▼

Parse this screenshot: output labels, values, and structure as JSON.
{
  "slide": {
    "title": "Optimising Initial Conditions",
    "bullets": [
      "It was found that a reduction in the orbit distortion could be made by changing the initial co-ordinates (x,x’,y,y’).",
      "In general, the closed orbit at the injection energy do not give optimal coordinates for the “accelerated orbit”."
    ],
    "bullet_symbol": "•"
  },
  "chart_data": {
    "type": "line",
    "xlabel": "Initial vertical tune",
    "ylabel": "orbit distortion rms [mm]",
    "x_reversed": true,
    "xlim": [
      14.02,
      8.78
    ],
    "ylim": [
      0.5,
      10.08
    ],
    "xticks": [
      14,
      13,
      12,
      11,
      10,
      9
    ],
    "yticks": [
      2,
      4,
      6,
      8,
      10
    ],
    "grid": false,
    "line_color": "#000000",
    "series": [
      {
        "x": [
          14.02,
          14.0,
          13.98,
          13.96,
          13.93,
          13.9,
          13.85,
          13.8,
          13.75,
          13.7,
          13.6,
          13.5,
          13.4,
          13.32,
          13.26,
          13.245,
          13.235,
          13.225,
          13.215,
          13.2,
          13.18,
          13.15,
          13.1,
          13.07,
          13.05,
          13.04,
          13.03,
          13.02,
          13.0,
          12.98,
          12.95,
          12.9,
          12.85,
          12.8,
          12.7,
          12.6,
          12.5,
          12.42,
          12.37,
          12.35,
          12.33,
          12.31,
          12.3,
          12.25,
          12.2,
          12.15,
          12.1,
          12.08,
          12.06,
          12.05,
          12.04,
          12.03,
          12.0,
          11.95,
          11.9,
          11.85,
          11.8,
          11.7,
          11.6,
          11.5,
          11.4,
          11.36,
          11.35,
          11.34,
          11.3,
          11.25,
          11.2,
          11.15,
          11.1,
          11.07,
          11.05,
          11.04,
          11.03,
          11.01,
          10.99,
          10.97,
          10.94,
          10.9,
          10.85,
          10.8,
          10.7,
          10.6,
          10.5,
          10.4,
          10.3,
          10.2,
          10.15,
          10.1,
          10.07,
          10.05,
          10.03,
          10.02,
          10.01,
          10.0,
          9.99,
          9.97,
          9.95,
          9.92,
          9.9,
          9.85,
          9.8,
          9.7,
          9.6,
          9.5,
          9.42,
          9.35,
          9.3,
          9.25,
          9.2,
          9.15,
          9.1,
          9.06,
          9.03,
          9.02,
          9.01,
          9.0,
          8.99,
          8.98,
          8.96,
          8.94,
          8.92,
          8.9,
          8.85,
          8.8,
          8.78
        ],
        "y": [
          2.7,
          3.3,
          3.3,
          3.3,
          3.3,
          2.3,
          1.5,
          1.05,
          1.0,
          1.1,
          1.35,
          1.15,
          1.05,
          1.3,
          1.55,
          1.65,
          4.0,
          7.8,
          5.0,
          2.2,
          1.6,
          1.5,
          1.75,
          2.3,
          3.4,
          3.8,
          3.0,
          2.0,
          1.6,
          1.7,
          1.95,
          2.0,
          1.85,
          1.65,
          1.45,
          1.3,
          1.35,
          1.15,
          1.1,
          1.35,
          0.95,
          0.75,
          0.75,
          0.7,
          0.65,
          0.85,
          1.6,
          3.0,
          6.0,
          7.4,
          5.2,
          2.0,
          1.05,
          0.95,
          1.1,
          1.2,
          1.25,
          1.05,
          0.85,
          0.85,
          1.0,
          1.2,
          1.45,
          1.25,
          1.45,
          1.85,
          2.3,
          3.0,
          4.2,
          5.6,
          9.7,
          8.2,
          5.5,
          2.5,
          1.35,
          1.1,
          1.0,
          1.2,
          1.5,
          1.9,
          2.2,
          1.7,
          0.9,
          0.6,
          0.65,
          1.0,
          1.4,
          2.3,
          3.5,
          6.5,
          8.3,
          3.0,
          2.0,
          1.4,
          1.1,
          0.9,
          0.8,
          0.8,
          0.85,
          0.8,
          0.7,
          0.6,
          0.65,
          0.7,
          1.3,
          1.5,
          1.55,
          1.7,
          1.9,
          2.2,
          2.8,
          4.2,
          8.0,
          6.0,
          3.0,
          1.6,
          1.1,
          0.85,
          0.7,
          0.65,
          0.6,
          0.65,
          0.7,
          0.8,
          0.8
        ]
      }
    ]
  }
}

▲

→ **Short task**: Identify each line in the records above containing the word "distortion"; copy those lines.

→ **Exercise result**:
      "It was found that a reduction in the orbit distortion could be made by changing the initial co-ordinates (x,x’,y,y’).",
    "ylabel": "orbit distortion rms [mm]",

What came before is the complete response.